Dataset entries =>
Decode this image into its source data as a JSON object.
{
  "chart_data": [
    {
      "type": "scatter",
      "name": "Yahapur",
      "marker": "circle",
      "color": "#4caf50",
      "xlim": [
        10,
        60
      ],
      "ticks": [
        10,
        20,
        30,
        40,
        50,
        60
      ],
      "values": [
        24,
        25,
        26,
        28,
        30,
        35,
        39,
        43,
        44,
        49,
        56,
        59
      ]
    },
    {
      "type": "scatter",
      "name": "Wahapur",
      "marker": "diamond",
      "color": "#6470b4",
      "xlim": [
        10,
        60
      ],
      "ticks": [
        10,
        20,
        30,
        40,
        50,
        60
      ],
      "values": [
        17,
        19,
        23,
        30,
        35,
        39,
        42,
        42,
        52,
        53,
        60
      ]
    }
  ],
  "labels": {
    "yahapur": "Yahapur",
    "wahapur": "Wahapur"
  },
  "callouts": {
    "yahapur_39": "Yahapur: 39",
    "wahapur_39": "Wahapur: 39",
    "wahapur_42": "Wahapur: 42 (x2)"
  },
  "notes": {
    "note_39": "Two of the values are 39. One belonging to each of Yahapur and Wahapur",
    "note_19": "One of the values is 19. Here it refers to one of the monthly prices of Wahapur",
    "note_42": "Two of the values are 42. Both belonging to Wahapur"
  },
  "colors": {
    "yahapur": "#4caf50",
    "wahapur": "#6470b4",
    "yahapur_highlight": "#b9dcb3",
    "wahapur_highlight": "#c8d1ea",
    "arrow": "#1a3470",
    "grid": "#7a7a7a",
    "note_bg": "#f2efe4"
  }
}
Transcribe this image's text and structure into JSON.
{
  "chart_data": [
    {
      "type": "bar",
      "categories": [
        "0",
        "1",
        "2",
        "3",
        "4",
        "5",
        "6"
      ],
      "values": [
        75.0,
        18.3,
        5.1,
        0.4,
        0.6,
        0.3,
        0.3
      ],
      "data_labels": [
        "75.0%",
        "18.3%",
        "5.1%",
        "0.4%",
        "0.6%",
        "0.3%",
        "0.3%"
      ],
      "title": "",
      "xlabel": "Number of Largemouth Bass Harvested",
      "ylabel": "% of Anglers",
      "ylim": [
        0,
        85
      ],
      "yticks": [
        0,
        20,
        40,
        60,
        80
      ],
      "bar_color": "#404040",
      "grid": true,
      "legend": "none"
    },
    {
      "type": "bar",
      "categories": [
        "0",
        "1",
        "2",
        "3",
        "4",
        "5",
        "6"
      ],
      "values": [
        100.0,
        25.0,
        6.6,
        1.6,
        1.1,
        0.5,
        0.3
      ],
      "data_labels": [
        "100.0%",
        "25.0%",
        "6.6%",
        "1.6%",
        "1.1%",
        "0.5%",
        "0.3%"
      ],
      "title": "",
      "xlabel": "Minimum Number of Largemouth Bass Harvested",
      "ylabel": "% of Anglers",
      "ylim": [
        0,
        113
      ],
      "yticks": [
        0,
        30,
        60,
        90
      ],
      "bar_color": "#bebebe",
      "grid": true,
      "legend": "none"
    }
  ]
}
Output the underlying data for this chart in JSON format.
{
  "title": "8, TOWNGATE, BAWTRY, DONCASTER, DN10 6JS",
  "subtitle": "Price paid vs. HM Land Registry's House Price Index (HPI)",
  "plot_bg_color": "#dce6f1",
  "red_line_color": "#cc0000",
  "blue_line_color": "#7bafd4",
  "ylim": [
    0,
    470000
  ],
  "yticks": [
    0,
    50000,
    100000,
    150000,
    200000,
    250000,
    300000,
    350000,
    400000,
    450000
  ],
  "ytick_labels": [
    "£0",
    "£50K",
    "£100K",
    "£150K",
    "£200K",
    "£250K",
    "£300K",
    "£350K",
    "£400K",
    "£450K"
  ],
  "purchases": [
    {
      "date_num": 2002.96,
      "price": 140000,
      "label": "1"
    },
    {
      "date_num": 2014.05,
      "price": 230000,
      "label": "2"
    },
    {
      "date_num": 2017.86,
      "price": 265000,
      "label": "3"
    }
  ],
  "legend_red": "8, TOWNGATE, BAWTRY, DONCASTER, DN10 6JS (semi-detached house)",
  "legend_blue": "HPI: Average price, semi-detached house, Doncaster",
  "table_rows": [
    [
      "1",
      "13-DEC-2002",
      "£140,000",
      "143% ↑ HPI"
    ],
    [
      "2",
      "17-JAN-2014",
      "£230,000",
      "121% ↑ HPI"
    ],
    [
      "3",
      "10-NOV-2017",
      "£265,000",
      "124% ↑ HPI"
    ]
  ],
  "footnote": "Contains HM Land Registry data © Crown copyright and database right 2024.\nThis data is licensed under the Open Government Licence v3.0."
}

Given task => Copy every line of the records above that contains "detached".

The answer =>
  "legend_red": "8, TOWNGATE, BAWTRY, DONCASTER, DN10 6JS (semi-detached house)",
  "legend_blue": "HPI: Average price, semi-detached house, Doncaster",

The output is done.